Stored data
* start *
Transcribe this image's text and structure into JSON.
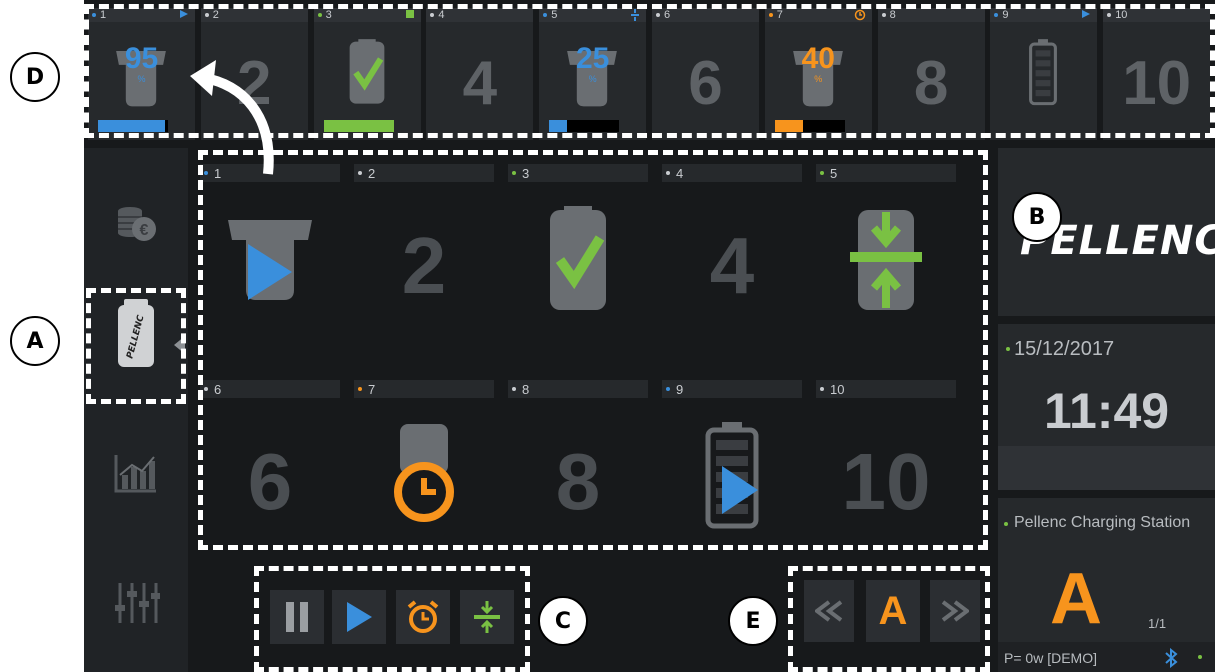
{
  "colors": {
    "background": "#17191b",
    "panel": "#26292c",
    "blue": "#3a8fdc",
    "green": "#7ac143",
    "orange": "#f7941d",
    "grey_number": "#4a4e52"
  },
  "top_strip": [
    {
      "num": "1",
      "dot": "blue",
      "flag": "play-icon",
      "percent": "95",
      "percent_sign": "%",
      "fill": 0.95,
      "fill_color": "blue"
    },
    {
      "num": "2",
      "dot": "white",
      "big": "2"
    },
    {
      "num": "3",
      "dot": "green",
      "flag": "square-icon",
      "icon": "battery-check-icon",
      "fill": 1.0,
      "fill_color": "green"
    },
    {
      "num": "4",
      "dot": "white",
      "big": "4"
    },
    {
      "num": "5",
      "dot": "blue",
      "flag": "compress-icon",
      "percent": "25",
      "percent_sign": "%",
      "fill": 0.25,
      "fill_color": "blue"
    },
    {
      "num": "6",
      "dot": "white",
      "big": "6"
    },
    {
      "num": "7",
      "dot": "orange",
      "flag": "clock-icon",
      "percent": "40",
      "percent_sign": "%",
      "fill": 0.4,
      "fill_color": "orange"
    },
    {
      "num": "8",
      "dot": "white",
      "big": "8"
    },
    {
      "num": "9",
      "dot": "blue",
      "flag": "play-icon",
      "icon": "battery-empty-icon"
    },
    {
      "num": "10",
      "dot": "white",
      "big": "10"
    }
  ],
  "sidebar": [
    {
      "name": "coins-icon"
    },
    {
      "name": "pellenc-battery-icon",
      "label": "PELLENC"
    },
    {
      "name": "bar-chart-icon"
    },
    {
      "name": "sliders-icon"
    }
  ],
  "grid": [
    {
      "num": "1",
      "dot": "blue",
      "icon": "battery-play-icon"
    },
    {
      "num": "2",
      "dot": "white",
      "big": "2"
    },
    {
      "num": "3",
      "dot": "green",
      "icon": "battery-check-icon"
    },
    {
      "num": "4",
      "dot": "white",
      "big": "4"
    },
    {
      "num": "5",
      "dot": "green",
      "icon": "battery-compress-icon"
    },
    {
      "num": "6",
      "dot": "white",
      "big": "6"
    },
    {
      "num": "7",
      "dot": "orange",
      "icon": "battery-alarm-icon"
    },
    {
      "num": "8",
      "dot": "white",
      "big": "8"
    },
    {
      "num": "9",
      "dot": "blue",
      "icon": "battery-charge-play-icon"
    },
    {
      "num": "10",
      "dot": "white",
      "big": "10"
    }
  ],
  "logo": {
    "text": "PELLENC"
  },
  "clock": {
    "date": "15/12/2017",
    "time": "11:49"
  },
  "station": {
    "name": "Pellenc Charging Station",
    "letter": "A",
    "page": "1/1",
    "power": "P= 0w [DEMO]"
  },
  "controls_left": [
    "pause-icon",
    "play-icon",
    "alarm-clock-icon",
    "compress-icon"
  ],
  "controls_right": {
    "prev": "rewind-icon",
    "letter": "A",
    "next": "fast-forward-icon"
  },
  "annotations": {
    "a": "A",
    "b": "B",
    "c": "C",
    "d": "D",
    "e": "E"
  }
}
* end *
= What you are asked to do =
Scan the lines above for "name", then copy every one that has it.

= Exercise output =
      "name": "coins-icon"
      "name": "pellenc-battery-icon",
      "name": "bar-chart-icon"
      "name": "sliders-icon"
    "name": "Pellenc Charging Station",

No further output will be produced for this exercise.